Records for the exercise: Begin

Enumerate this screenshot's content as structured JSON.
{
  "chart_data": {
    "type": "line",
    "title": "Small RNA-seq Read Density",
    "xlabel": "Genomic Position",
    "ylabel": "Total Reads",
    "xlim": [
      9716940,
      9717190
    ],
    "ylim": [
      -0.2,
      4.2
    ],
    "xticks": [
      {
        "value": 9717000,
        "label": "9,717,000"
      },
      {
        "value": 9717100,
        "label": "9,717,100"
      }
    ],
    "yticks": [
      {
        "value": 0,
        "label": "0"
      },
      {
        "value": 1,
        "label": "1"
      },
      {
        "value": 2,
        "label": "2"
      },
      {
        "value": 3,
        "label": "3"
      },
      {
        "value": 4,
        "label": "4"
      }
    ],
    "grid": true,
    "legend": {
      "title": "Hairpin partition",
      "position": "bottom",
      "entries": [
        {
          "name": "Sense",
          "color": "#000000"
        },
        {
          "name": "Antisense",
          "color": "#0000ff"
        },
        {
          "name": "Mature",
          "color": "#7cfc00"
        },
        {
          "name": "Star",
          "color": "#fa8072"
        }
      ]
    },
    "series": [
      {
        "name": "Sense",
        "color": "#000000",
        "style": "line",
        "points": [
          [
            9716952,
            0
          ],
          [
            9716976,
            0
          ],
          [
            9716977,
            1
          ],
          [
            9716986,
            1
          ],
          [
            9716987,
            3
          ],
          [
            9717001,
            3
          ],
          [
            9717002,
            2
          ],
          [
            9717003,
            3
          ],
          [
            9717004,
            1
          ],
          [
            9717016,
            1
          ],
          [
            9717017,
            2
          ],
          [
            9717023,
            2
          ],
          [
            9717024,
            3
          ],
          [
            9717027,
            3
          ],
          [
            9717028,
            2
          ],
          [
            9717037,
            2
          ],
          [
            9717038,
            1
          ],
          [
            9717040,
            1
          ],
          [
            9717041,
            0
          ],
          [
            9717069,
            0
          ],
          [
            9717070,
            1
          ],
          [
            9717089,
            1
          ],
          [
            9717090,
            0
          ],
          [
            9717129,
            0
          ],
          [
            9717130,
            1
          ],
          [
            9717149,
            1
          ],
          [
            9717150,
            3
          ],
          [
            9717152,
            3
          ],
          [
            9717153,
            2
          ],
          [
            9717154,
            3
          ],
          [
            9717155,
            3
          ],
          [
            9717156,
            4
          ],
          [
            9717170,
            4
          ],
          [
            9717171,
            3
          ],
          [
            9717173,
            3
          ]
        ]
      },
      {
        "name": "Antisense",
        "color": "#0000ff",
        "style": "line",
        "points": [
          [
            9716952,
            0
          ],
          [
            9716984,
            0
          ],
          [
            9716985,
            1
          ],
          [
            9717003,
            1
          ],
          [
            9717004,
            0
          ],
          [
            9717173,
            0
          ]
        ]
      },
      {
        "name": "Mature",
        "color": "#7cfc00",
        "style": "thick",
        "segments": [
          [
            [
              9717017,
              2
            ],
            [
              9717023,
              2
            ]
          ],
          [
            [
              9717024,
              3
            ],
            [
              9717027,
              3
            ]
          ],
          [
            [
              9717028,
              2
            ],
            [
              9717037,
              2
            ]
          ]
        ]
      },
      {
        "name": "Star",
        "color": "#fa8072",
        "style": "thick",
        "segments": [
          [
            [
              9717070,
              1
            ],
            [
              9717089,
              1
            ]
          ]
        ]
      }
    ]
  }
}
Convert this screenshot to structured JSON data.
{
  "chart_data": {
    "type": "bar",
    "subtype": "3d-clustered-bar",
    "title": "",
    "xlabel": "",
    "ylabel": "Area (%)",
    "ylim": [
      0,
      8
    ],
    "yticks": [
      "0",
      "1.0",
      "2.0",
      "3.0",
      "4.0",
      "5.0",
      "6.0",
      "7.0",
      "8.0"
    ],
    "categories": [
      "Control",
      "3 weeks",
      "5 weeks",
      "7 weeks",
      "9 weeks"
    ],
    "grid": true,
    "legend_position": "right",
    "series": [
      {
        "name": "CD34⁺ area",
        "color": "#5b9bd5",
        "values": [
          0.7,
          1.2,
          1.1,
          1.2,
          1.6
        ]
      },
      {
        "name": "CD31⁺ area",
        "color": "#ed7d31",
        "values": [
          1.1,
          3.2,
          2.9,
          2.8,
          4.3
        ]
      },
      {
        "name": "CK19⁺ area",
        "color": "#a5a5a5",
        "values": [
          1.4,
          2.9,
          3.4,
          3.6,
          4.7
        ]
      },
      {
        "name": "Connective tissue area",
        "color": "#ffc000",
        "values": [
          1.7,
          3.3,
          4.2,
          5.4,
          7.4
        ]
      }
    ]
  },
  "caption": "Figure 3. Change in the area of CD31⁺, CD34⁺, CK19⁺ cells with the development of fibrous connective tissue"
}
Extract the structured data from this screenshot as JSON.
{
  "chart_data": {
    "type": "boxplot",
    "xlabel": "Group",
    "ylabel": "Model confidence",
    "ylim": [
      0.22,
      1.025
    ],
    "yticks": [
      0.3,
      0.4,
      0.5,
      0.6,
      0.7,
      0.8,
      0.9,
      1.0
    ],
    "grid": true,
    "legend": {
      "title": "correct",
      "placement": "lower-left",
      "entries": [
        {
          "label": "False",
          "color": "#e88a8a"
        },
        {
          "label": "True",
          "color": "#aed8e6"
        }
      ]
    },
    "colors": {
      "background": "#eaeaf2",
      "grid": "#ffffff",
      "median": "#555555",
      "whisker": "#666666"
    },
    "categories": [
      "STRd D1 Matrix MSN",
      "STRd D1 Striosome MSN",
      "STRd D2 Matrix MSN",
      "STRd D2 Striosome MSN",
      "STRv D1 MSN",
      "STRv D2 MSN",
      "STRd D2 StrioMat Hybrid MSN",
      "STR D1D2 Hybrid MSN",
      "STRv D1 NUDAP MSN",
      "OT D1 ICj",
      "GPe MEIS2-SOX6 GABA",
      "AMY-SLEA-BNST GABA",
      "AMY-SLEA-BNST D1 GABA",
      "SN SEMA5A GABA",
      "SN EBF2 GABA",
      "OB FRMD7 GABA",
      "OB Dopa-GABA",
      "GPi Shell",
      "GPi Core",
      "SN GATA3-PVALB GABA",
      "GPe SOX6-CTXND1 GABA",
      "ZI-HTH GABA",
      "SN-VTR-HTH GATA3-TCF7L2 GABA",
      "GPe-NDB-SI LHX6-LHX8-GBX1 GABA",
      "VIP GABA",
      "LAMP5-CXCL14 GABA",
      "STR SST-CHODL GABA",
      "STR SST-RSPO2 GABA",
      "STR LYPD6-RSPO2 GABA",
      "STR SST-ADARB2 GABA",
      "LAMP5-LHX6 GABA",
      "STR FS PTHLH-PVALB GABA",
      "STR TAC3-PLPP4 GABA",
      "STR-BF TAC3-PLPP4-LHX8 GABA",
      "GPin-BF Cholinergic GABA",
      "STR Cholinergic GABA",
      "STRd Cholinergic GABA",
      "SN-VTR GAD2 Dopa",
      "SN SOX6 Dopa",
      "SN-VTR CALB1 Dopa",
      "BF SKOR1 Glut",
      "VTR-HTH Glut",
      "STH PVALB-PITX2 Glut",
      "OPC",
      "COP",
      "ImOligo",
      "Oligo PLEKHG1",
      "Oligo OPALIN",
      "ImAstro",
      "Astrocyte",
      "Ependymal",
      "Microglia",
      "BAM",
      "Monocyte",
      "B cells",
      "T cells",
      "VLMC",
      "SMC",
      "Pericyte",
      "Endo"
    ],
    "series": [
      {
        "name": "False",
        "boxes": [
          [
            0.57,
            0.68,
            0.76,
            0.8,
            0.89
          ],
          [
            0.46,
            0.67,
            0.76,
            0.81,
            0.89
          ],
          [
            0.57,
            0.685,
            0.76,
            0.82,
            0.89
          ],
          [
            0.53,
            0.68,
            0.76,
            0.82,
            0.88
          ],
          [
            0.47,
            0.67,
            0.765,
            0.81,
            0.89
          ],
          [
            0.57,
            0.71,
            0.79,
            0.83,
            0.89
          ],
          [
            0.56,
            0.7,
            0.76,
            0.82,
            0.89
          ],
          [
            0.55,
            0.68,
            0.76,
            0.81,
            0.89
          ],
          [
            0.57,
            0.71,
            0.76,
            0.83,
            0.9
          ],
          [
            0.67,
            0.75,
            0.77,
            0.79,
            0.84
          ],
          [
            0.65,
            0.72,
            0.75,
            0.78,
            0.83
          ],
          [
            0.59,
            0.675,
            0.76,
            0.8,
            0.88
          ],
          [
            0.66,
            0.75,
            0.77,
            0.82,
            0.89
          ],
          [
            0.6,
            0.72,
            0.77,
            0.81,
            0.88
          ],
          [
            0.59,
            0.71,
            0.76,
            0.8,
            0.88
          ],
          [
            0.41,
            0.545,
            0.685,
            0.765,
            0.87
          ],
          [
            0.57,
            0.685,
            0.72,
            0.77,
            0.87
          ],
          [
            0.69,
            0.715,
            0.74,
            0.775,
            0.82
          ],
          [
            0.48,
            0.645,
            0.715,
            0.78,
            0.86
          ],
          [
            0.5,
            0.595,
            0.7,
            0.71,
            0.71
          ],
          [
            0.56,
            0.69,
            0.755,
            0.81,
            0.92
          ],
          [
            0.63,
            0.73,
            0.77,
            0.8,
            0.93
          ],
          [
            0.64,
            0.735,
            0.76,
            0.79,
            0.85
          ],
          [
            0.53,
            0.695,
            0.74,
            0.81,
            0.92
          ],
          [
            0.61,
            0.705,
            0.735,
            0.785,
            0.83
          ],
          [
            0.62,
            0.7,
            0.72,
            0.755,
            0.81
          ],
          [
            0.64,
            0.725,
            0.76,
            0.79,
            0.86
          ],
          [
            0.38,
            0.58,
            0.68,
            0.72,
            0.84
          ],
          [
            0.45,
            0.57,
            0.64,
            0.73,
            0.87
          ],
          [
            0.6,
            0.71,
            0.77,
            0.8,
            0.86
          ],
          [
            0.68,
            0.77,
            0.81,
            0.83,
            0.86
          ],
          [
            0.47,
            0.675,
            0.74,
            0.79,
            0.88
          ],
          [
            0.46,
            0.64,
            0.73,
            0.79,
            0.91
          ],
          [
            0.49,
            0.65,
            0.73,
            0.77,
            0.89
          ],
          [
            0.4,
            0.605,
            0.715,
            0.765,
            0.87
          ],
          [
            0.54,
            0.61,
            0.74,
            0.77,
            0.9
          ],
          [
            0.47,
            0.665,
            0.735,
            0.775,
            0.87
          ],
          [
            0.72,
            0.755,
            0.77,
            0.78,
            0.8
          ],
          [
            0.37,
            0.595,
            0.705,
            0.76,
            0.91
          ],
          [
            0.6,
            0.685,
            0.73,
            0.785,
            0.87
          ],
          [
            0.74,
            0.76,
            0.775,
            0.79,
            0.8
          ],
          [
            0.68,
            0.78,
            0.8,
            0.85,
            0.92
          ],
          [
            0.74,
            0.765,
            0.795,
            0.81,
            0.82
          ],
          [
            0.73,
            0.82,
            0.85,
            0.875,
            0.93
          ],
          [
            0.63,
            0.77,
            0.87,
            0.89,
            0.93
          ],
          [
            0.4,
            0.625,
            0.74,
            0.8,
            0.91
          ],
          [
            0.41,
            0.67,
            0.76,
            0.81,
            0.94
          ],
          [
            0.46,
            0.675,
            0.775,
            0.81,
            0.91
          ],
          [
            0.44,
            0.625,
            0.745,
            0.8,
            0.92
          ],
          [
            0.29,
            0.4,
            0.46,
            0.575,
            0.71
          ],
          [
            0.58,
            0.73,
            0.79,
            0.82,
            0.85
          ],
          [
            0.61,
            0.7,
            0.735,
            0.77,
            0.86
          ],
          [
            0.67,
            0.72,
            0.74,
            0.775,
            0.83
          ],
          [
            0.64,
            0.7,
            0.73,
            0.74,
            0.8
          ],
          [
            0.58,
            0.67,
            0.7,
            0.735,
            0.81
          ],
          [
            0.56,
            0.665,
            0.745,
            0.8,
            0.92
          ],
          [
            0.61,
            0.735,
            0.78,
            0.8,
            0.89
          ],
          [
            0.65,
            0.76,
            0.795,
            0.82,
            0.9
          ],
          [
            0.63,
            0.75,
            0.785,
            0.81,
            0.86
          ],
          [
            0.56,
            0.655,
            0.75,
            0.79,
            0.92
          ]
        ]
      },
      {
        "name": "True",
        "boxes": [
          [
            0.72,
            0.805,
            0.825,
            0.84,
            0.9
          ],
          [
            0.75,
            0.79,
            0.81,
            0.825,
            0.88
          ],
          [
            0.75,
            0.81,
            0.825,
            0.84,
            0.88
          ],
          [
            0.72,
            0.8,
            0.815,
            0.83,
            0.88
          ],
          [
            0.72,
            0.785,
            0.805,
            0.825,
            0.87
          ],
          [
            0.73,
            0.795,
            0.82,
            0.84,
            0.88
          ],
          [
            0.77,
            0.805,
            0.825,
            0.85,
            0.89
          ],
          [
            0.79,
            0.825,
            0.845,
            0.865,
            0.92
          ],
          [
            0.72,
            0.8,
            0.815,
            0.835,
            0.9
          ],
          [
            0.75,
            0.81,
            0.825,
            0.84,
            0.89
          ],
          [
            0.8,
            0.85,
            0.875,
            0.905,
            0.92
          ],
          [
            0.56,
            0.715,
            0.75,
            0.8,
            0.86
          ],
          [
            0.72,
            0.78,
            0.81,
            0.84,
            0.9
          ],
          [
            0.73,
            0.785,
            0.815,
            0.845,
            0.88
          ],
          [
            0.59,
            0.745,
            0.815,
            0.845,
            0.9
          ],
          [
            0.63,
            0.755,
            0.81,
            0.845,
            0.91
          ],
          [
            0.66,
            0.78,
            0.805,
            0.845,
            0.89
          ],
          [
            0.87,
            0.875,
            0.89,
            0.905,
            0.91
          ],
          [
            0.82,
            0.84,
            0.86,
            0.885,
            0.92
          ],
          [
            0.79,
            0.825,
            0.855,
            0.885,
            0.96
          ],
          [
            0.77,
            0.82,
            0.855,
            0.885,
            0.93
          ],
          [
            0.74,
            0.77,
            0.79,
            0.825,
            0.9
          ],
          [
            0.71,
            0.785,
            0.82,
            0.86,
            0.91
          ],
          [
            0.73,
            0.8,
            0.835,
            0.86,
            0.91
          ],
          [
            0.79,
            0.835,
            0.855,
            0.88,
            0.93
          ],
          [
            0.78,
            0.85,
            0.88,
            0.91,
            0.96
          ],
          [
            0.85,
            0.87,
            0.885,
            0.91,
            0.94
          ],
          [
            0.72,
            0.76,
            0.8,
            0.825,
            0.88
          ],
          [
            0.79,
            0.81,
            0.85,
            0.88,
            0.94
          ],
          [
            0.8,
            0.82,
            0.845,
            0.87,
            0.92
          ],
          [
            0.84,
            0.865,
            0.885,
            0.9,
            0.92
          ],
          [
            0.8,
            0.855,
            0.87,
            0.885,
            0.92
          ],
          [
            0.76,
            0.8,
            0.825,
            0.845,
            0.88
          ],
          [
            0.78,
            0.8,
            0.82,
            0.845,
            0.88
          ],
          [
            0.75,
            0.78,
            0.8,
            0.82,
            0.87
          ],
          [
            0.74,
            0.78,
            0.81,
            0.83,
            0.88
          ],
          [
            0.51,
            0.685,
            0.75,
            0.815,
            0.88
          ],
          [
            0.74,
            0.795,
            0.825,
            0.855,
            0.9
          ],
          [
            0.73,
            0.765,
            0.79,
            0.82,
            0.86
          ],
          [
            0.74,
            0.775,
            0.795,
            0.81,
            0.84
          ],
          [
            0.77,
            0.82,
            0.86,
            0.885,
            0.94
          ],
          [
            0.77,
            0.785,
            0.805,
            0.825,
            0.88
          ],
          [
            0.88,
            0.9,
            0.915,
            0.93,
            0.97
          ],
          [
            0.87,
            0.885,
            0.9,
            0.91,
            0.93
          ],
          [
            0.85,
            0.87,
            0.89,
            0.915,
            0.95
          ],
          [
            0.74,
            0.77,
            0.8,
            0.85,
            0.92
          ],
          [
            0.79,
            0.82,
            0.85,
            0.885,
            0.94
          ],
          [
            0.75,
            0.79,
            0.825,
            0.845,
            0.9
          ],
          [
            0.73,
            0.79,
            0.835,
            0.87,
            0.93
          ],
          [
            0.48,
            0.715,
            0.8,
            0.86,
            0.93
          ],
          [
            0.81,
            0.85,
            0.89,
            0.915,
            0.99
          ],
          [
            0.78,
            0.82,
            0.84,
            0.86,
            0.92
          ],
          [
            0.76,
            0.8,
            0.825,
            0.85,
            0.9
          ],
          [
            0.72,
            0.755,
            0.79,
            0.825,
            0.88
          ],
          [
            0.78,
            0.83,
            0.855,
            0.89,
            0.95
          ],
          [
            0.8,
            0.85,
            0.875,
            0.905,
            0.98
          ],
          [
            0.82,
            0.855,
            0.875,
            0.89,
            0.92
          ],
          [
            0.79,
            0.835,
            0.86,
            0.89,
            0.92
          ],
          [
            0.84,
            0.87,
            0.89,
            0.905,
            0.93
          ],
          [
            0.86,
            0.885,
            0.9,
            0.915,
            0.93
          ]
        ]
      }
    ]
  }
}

Records for the exercise: End

About this task
Please show each line in the records above that contains "BNST".

Exercise answer
      "AMY-SLEA-BNST GABA",
      "AMY-SLEA-BNST D1 GABA",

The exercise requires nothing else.